**Extrait**
********************

Les choses se gâtent quand, en mars 2007, Soro accepte de devenir le Premier ministre de Gbagbo. Dans l’entourage de Ouattara, on accuse le nouveau chef du gouvernement de jouer pour lui, voire même de trahir la grande « cause nordiste ». Et de fait, en février 2008, Soro ne répond pas à l’appel d’Alassane Ouattara, qui a ouvert les portes du RDR aux cadres des FN. Pourtant, même s’il a acheté une résidence dans le quartier de la Riviera, à Abidjan, Soro habite toujours au Golf Hôtel, à deux pas du domicile de Ouattara, qu’il continue à voir régulièrement.
« Il s’est définitivement rapproché quand il a compris que Gbagbo ferait tout pour l’éliminer après la présidentielle, explique un proche du chef du gouvernement. Pour lui, c’était une question de survie. Il a alors négocié son avenir, celui de ses représentants politiques et de sa branche armée. Ouattara s’est engagé dès la fin 2008 à intégrer les FN dans l’armée s’il était élu. »
Entre les deux tours de la présidentielle, fin 2010, les deux hommes se rencontrent discrètement et dessinent les scénarios de l’après-Gbagbo dans le cas d’une victoire finale de Ouattara. Ils ont soin d’associer Henri Konan Bédié, que Gbagbo tente lui aussi de courtiser. Ouattara va jusqu’à lui proposer de choisir le nom du futur Premier ministre, Soro pouvant aller à l’Assemblée nationale. Finalement, face à un Gbagbo qui refuse la défaite, Soro est reconduit pour mener la guerre.

********************

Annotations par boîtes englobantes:
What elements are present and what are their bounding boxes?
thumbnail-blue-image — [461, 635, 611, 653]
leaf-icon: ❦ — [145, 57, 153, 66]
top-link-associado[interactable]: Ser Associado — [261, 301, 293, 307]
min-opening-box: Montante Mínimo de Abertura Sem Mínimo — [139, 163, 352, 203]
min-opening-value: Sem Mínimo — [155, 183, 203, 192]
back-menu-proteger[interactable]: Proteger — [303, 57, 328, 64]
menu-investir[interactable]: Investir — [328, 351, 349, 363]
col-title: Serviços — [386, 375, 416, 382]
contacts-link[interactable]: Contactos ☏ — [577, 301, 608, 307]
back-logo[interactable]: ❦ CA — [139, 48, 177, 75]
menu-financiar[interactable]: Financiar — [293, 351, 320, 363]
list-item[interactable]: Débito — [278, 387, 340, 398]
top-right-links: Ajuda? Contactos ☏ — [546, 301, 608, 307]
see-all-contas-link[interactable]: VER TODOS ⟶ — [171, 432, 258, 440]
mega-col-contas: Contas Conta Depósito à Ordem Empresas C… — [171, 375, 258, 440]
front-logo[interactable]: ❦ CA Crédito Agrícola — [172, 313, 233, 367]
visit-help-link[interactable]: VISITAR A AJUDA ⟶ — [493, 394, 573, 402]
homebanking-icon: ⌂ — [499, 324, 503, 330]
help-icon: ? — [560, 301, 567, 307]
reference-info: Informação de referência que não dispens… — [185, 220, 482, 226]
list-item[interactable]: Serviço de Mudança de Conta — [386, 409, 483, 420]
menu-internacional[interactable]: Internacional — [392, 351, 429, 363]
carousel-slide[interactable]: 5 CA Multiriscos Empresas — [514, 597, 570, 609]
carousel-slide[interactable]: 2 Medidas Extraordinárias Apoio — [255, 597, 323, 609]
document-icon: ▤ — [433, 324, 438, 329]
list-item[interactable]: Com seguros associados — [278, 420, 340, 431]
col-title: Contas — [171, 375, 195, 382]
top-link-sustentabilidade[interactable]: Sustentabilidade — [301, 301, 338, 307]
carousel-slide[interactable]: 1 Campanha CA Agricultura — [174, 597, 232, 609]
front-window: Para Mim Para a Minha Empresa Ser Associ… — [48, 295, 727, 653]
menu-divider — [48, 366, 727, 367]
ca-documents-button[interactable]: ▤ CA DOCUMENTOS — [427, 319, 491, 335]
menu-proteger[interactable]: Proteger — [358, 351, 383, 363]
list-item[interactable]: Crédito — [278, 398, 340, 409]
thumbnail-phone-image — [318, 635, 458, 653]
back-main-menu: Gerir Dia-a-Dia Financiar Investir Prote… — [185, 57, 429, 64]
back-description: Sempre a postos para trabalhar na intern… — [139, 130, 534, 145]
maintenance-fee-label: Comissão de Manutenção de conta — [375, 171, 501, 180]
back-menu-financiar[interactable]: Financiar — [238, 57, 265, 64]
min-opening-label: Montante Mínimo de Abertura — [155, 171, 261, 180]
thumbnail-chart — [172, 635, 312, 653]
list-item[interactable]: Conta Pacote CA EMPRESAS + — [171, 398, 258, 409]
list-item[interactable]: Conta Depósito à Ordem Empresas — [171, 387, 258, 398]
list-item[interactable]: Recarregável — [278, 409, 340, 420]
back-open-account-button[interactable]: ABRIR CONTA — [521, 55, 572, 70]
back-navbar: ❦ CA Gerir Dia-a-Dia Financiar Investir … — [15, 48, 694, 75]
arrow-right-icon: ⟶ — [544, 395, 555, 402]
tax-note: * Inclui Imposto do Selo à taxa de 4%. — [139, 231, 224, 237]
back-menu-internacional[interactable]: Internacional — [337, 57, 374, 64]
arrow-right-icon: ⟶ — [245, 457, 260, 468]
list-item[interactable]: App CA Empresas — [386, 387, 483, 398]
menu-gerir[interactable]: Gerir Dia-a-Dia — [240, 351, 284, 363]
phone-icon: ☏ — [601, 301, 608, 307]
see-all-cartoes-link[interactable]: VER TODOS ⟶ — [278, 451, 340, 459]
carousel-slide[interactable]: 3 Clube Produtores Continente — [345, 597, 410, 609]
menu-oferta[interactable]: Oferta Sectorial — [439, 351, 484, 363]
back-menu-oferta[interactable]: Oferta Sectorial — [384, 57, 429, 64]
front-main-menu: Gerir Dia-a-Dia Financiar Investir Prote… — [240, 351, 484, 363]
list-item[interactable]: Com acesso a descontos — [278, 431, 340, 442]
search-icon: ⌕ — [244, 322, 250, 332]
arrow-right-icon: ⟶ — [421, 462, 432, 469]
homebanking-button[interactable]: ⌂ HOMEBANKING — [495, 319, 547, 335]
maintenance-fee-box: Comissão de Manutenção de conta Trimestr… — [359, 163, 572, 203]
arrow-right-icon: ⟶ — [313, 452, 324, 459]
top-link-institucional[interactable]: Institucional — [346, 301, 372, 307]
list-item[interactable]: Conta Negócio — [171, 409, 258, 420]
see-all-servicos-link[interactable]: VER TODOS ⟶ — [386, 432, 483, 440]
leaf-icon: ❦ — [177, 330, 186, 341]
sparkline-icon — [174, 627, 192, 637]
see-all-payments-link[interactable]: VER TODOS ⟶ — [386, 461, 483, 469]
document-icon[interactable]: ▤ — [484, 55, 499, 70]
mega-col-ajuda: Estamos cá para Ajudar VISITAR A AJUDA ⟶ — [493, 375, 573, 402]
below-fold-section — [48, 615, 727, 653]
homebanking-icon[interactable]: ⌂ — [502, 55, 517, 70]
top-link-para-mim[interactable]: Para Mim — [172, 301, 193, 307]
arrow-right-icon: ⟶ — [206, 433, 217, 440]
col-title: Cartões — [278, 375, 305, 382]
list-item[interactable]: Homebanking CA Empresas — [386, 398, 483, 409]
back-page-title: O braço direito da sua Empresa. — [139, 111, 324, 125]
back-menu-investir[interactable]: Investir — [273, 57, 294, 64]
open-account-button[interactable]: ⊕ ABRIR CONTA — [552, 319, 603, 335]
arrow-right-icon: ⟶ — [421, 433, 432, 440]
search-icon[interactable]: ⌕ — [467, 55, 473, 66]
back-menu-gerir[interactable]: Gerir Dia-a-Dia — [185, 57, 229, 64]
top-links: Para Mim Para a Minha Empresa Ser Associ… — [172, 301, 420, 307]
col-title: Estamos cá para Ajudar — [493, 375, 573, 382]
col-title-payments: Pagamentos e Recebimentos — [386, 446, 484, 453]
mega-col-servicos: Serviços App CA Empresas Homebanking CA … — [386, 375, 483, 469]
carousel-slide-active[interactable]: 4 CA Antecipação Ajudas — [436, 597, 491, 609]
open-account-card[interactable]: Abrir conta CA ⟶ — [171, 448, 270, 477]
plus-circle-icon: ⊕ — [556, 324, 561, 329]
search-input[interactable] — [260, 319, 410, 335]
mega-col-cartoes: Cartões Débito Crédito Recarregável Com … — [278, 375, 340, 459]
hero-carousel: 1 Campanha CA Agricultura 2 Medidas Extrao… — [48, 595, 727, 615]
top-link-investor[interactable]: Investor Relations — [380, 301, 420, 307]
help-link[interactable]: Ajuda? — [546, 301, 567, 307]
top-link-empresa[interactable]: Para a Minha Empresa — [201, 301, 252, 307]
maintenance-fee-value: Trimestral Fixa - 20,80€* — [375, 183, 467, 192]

********************

**Consignes**
1. Recopiez l’extrait en commençant à « Les choses se » et en terminant à « à voir régulièrement. », en y changeant « Golf Hôtel » en « Ivoire Hôtel ».
2. Répondez à ces questions d’après l’extrait :
(a) En quel mois et en quelle année Soro accepte-t-il de devenir le Premier ministre de Gbagbo ?
(b) Depuis quand Ouattara s’est-il engagé à intégrer les FN dans l’armée s’il était élu ?
(c) Qui Soro et Ouattara prennent-ils soin d’associer à leurs scénarios de l’après-Gbagbo ?

**Réponses par consigne**
1.
Les choses se gâtent quand, en mars 2007, Soro accepte de devenir le Premier ministre de Gbagbo. Dans l’entourage de Ouattara, on accuse le nouveau chef du gouvernement de jouer pour lui, voire même de trahir la grande « cause nordiste ». Et de fait, en février 2008, Soro ne répond pas à l’appel d’Alassane Ouattara, qui a ouvert les portes du RDR aux cadres des FN. Pourtant, même s’il a acheté une résidence dans le quartier de la Riviera, à Abidjan, Soro habite toujours au Ivoire Hôtel, à deux pas du domicile de Ouattara, qu’il continue à voir régulièrement.

2.
(a) En mars 2007.
(b) Dès la fin 2008.
(c) Henri Konan Bédié.